:: Stored records

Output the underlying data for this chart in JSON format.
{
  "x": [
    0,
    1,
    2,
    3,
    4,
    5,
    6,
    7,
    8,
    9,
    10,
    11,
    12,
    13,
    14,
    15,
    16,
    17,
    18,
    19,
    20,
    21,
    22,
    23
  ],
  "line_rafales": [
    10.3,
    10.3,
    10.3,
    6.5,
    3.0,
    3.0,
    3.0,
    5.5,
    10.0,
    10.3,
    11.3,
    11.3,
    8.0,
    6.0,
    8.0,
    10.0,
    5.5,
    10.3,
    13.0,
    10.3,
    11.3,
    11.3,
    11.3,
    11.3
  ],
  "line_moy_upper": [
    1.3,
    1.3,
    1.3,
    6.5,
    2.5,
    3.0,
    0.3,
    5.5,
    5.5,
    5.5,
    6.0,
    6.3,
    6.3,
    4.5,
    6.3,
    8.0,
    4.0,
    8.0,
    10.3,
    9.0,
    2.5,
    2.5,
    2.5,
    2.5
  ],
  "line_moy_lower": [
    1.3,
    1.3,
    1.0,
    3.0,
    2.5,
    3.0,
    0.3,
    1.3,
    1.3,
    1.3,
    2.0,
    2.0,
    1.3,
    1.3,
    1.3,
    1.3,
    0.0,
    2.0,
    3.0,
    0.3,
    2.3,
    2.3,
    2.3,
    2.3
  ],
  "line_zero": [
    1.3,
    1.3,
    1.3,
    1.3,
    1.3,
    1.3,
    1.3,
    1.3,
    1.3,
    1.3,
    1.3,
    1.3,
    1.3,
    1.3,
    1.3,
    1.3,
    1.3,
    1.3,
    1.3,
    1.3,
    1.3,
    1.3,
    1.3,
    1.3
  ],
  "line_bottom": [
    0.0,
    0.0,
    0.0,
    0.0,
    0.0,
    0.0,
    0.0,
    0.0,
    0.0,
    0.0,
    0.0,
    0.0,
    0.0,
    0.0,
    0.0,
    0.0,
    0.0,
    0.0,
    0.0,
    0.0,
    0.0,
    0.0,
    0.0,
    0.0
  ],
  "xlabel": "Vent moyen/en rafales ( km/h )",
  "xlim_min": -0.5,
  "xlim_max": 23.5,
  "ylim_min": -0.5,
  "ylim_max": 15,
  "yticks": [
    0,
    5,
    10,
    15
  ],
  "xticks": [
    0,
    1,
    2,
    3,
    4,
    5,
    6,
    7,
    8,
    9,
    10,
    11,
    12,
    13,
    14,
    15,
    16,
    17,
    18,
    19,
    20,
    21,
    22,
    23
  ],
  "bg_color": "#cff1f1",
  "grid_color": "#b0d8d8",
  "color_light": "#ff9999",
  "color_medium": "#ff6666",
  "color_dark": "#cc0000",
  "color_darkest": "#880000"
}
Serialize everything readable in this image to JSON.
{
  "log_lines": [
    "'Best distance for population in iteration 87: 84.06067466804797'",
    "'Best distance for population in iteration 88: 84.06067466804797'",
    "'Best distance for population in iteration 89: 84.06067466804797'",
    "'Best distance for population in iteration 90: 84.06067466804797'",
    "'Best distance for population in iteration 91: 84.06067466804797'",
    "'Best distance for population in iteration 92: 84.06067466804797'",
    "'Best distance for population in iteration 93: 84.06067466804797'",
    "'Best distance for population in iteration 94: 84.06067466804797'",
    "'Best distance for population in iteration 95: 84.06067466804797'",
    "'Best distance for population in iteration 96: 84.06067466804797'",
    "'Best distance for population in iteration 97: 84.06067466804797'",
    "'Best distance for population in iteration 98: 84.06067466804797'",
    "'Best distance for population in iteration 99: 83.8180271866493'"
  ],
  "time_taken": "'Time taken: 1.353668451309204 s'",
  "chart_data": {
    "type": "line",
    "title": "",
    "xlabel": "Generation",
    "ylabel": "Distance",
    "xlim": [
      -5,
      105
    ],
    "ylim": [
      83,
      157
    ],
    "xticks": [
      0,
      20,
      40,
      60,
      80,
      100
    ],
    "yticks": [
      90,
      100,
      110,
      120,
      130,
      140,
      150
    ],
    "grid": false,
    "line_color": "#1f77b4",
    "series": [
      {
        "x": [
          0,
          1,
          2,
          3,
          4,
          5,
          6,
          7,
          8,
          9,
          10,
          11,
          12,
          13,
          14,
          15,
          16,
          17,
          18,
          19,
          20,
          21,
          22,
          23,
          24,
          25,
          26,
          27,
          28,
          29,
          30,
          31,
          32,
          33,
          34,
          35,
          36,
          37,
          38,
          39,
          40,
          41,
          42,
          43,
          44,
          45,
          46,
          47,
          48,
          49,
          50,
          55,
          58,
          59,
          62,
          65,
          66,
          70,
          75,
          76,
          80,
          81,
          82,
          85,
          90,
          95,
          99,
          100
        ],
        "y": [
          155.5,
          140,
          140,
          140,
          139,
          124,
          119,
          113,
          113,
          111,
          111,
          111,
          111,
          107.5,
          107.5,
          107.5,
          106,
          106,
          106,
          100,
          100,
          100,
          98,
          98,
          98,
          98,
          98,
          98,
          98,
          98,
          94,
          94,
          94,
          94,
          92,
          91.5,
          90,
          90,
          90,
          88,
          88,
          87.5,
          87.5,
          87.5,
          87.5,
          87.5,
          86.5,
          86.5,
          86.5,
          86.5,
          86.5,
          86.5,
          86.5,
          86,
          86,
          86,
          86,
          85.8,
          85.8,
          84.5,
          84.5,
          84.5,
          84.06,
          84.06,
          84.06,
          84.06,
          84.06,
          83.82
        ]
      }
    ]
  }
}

::::

* What you will do
Copy out each record, keeping every word as it is.

* Response to the task
Output the underlying data for this chart in JSON format.
{
  "x": [
    0,
    1,
    2,
    3,
    4,
    5,
    6,
    7,
    8,
    9,
    10,
    11,
    12,
    13,
    14,
    15,
    16,
    17,
    18,
    19,
    20,
    21,
    22,
    23
  ],
  "line_rafales": [
    10.3,
    10.3,
    10.3,
    6.5,
    3.0,
    3.0,
    3.0,
    5.5,
    10.0,
    10.3,
    11.3,
    11.3,
    8.0,
    6.0,
    8.0,
    10.0,
    5.5,
    10.3,
    13.0,
    10.3,
    11.3,
    11.3,
    11.3,
    11.3
  ],
  "line_moy_upper": [
    1.3,
    1.3,
    1.3,
    6.5,
    2.5,
    3.0,
    0.3,
    5.5,
    5.5,
    5.5,
    6.0,
    6.3,
    6.3,
    4.5,
    6.3,
    8.0,
    4.0,
    8.0,
    10.3,
    9.0,
    2.5,
    2.5,
    2.5,
    2.5
  ],
  "line_moy_lower": [
    1.3,
    1.3,
    1.0,
    3.0,
    2.5,
    3.0,
    0.3,
    1.3,
    1.3,
    1.3,
    2.0,
    2.0,
    1.3,
    1.3,
    1.3,
    1.3,
    0.0,
    2.0,
    3.0,
    0.3,
    2.3,
    2.3,
    2.3,
    2.3
  ],
  "line_zero": [
    1.3,
    1.3,
    1.3,
    1.3,
    1.3,
    1.3,
    1.3,
    1.3,
    1.3,
    1.3,
    1.3,
    1.3,
    1.3,
    1.3,
    1.3,
    1.3,
    1.3,
    1.3,
    1.3,
    1.3,
    1.3,
    1.3,
    1.3,
    1.3
  ],
  "line_bottom": [
    0.0,
    0.0,
    0.0,
    0.0,
    0.0,
    0.0,
    0.0,
    0.0,
    0.0,
    0.0,
    0.0,
    0.0,
    0.0,
    0.0,
    0.0,
    0.0,
    0.0,
    0.0,
    0.0,
    0.0,
    0.0,
    0.0,
    0.0,
    0.0
  ],
  "xlabel": "Vent moyen/en rafales ( km/h )",
  "xlim_min": -0.5,
  "xlim_max": 23.5,
  "ylim_min": -0.5,
  "ylim_max": 15,
  "yticks": [
    0,
    5,
    10,
    15
  ],
  "xticks": [
    0,
    1,
    2,
    3,
    4,
    5,
    6,
    7,
    8,
    9,
    10,
    11,
    12,
    13,
    14,
    15,
    16,
    17,
    18,
    19,
    20,
    21,
    22,
    23
  ],
  "bg_color": "#cff1f1",
  "grid_color": "#b0d8d8",
  "color_light": "#ff9999",
  "color_medium": "#ff6666",
  "color_dark": "#cc0000",
  "color_darkest": "#880000"
}
Serialize everything readable in this image to JSON.
{
  "log_lines": [
    "'Best distance for population in iteration 87: 84.06067466804797'",
    "'Best distance for population in iteration 88: 84.06067466804797'",
    "'Best distance for population in iteration 89: 84.06067466804797'",
    "'Best distance for population in iteration 90: 84.06067466804797'",
    "'Best distance for population in iteration 91: 84.06067466804797'",
    "'Best distance for population in iteration 92: 84.06067466804797'",
    "'Best distance for population in iteration 93: 84.06067466804797'",
    "'Best distance for population in iteration 94: 84.06067466804797'",
    "'Best distance for population in iteration 95: 84.06067466804797'",
    "'Best distance for population in iteration 96: 84.06067466804797'",
    "'Best distance for population in iteration 97: 84.06067466804797'",
    "'Best distance for population in iteration 98: 84.06067466804797'",
    "'Best distance for population in iteration 99: 83.8180271866493'"
  ],
  "time_taken": "'Time taken: 1.353668451309204 s'",
  "chart_data": {
    "type": "line",
    "title": "",
    "xlabel": "Generation",
    "ylabel": "Distance",
    "xlim": [
      -5,
      105
    ],
    "ylim": [
      83,
      157
    ],
    "xticks": [
      0,
      20,
      40,
      60,
      80,
      100
    ],
    "yticks": [
      90,
      100,
      110,
      120,
      130,
      140,
      150
    ],
    "grid": false,
    "line_color": "#1f77b4",
    "series": [
      {
        "x": [
          0,
          1,
          2,
          3,
          4,
          5,
          6,
          7,
          8,
          9,
          10,
          11,
          12,
          13,
          14,
          15,
          16,
          17,
          18,
          19,
          20,
          21,
          22,
          23,
          24,
          25,
          26,
          27,
          28,
          29,
          30,
          31,
          32,
          33,
          34,
          35,
          36,
          37,
          38,
          39,
          40,
          41,
          42,
          43,
          44,
          45,
          46,
          47,
          48,
          49,
          50,
          55,
          58,
          59,
          62,
          65,
          66,
          70,
          75,
          76,
          80,
          81,
          82,
          85,
          90,
          95,
          99,
          100
        ],
        "y": [
          155.5,
          140,
          140,
          140,
          139,
          124,
          119,
          113,
          113,
          111,
          111,
          111,
          111,
          107.5,
          107.5,
          107.5,
          106,
          106,
          106,
          100,
          100,
          100,
          98,
          98,
          98,
          98,
          98,
          98,
          98,
          98,
          94,
          94,
          94,
          94,
          92,
          91.5,
          90,
          90,
          90,
          88,
          88,
          87.5,
          87.5,
          87.5,
          87.5,
          87.5,
          86.5,
          86.5,
          86.5,
          86.5,
          86.5,
          86.5,
          86.5,
          86,
          86,
          86,
          86,
          85.8,
          85.8,
          84.5,
          84.5,
          84.5,
          84.06,
          84.06,
          84.06,
          84.06,
          84.06,
          83.82
        ]
      }
    ]
  }
}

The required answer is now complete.